** begin RAW DATA **

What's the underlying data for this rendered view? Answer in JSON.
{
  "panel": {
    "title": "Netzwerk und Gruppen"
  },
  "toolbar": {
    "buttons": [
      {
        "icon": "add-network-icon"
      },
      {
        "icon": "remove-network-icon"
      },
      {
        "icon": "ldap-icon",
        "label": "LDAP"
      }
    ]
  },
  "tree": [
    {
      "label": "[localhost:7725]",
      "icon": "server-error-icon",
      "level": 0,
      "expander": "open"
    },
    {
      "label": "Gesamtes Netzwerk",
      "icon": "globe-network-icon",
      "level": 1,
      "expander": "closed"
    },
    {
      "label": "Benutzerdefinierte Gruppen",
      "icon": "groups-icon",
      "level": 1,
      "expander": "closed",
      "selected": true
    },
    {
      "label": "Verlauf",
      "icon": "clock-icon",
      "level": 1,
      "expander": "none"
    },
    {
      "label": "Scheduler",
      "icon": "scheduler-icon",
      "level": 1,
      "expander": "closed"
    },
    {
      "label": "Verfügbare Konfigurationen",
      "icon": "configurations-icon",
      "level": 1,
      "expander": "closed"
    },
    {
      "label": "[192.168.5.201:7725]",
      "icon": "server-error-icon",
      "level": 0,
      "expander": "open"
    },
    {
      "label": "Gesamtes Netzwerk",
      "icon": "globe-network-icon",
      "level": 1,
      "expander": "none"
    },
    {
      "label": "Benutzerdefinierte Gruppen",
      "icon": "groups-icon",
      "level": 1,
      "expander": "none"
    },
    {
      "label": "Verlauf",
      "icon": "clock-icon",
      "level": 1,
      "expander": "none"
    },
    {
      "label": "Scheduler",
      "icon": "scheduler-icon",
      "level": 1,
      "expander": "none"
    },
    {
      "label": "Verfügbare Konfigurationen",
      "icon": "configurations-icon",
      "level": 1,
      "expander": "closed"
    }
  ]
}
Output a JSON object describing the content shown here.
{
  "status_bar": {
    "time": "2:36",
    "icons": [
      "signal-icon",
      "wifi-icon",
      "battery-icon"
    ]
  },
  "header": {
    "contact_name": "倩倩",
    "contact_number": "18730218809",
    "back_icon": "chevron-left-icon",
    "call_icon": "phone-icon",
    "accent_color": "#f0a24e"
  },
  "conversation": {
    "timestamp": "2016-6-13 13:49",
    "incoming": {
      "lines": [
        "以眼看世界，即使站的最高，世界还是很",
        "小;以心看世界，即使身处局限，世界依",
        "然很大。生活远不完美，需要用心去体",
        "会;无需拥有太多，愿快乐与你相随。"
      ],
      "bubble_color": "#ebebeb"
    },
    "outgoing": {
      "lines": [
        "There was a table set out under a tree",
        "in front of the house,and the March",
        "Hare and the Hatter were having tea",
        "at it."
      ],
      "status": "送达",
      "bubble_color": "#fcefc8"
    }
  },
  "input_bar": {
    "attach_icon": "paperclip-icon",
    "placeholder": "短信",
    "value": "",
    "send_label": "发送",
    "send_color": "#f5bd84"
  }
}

** end RAW DATA **

◆ WHAT THE EXERCISE ASKS ◆
Locate the lines above that contain "tree" and copy them.

◆ RESPONSE BELOW ◆
  "tree": [
        "There was a table set out under a tree",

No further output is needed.